DATASET:

- - - - -

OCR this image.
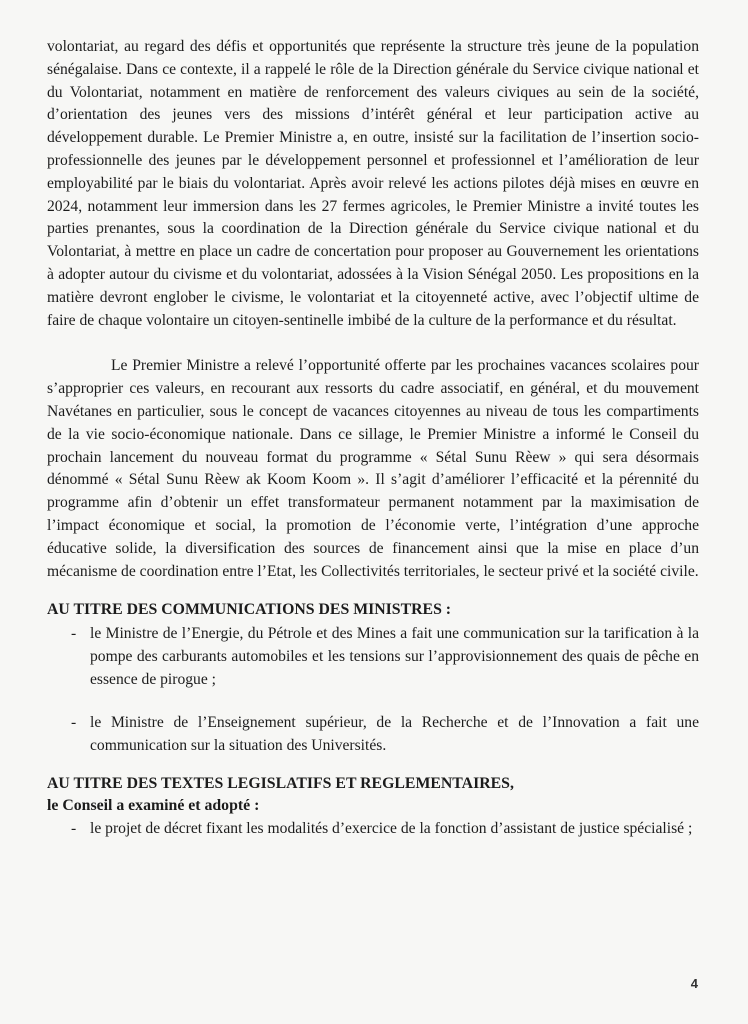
volontariat, au regard des défis et opportunités que représente la structure très jeune de la population sénégalaise. Dans ce contexte, il a rappelé le rôle de la Direction générale du Service civique national et du Volontariat, notamment en matière de renforcement des valeurs civiques au sein de la société, d’orientation des jeunes vers des missions d’intérêt général et leur participation active au développement durable. Le Premier Ministre a, en outre, insisté sur la facilitation de l’insertion socio-professionnelle des jeunes par le développement personnel et professionnel et l’amélioration de leur employabilité par le biais du volontariat. Après avoir relevé les actions pilotes déjà mises en œuvre en 2024, notamment leur immersion dans les 27 fermes agricoles, le Premier Ministre a invité toutes les parties prenantes, sous la coordination de la Direction générale du Service civique national et du Volontariat, à mettre en place un cadre de concertation pour proposer au Gouvernement les orientations à adopter autour du civisme et du volontariat, adossées à la Vision Sénégal 2050. Les propositions en la matière devront englober le civisme, le volontariat et la citoyenneté active, avec l’objectif ultime de faire de chaque volontaire un citoyen-sentinelle imbibé de la culture de la performance et du résultat.

Le Premier Ministre a relevé l’opportunité offerte par les prochaines vacances scolaires pour s’approprier ces valeurs, en recourant aux ressorts du cadre associatif, en général, et du mouvement Navétanes en particulier, sous le concept de vacances citoyennes au niveau de tous les compartiments de la vie socio-économique nationale. Dans ce sillage, le Premier Ministre a informé le Conseil du prochain lancement du nouveau format du programme « Sétal Sunu Rèew » qui sera désormais dénommé « Sétal Sunu Rèew ak Koom Koom ». Il s’agit d’améliorer l’efficacité et la pérennité du programme afin d’obtenir un effet transformateur permanent notamment par la maximisation de l’impact économique et social, la promotion de l’économie verte, l’intégration d’une approche éducative solide, la diversification des sources de financement ainsi que la mise en place d’un mécanisme de coordination entre l’Etat, les Collectivités territoriales, le secteur privé et la société civile.

AU TITRE DES COMMUNICATIONS DES MINISTRES :

- le Ministre de l’Energie, du Pétrole et des Mines a fait une communication sur la tarification à la pompe des carburants automobiles et les tensions sur l’approvisionnement des quais de pêche en essence de pirogue ;
- le Ministre de l’Enseignement supérieur, de la Recherche et de l’Innovation a fait une communication sur la situation des Universités.

AU TITRE DES TEXTES LEGISLATIFS ET REGLEMENTAIRES,

le Conseil a examiné et adopté :

- le projet de décret fixant les modalités d’exercice de la fonction d’assistant de justice spécialisé ;
4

- - - - -

EXERCISE GOAL:
Work out the number of lines in this listing that include the word "TITRE". Reply with that number only.

SOLUTION FOR THIS TASK:
2